## What the task requires:
Retype the records below exactly as they appear.

Part of a data file:
_ _ _ _

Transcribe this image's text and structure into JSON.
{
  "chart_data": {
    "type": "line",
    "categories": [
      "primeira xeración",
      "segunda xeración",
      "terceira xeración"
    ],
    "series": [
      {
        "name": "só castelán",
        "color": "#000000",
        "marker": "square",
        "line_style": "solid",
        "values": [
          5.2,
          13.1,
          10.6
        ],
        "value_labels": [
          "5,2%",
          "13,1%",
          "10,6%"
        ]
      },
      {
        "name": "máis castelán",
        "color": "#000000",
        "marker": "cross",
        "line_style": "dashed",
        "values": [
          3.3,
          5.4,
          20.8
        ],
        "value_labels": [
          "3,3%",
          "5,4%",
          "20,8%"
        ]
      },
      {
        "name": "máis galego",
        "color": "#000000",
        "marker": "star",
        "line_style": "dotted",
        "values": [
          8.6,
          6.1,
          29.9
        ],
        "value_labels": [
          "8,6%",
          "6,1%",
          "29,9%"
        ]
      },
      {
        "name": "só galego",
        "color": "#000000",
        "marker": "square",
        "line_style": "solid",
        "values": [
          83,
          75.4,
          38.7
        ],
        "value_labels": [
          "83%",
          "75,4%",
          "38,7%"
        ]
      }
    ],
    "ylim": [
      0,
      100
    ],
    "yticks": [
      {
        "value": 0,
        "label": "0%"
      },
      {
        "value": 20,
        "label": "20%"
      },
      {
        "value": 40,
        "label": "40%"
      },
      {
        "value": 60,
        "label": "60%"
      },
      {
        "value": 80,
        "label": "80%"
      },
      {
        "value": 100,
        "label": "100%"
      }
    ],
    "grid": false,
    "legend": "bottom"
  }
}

_ _ _ _

## Correct answer:
Transcribe this image's text and structure into JSON.
{
  "chart_data": {
    "type": "line",
    "categories": [
      "primeira xeración",
      "segunda xeración",
      "terceira xeración"
    ],
    "series": [
      {
        "name": "só castelán",
        "color": "#000000",
        "marker": "square",
        "line_style": "solid",
        "values": [
          5.2,
          13.1,
          10.6
        ],
        "value_labels": [
          "5,2%",
          "13,1%",
          "10,6%"
        ]
      },
      {
        "name": "máis castelán",
        "color": "#000000",
        "marker": "cross",
        "line_style": "dashed",
        "values": [
          3.3,
          5.4,
          20.8
        ],
        "value_labels": [
          "3,3%",
          "5,4%",
          "20,8%"
        ]
      },
      {
        "name": "máis galego",
        "color": "#000000",
        "marker": "star",
        "line_style": "dotted",
        "values": [
          8.6,
          6.1,
          29.9
        ],
        "value_labels": [
          "8,6%",
          "6,1%",
          "29,9%"
        ]
      },
      {
        "name": "só galego",
        "color": "#000000",
        "marker": "square",
        "line_style": "solid",
        "values": [
          83,
          75.4,
          38.7
        ],
        "value_labels": [
          "83%",
          "75,4%",
          "38,7%"
        ]
      }
    ],
    "ylim": [
      0,
      100
    ],
    "yticks": [
      {
        "value": 0,
        "label": "0%"
      },
      {
        "value": 20,
        "label": "20%"
      },
      {
        "value": 40,
        "label": "40%"
      },
      {
        "value": 60,
        "label": "60%"
      },
      {
        "value": 80,
        "label": "80%"
      },
      {
        "value": 100,
        "label": "100%"
      }
    ],
    "grid": false,
    "legend": "bottom"
  }
}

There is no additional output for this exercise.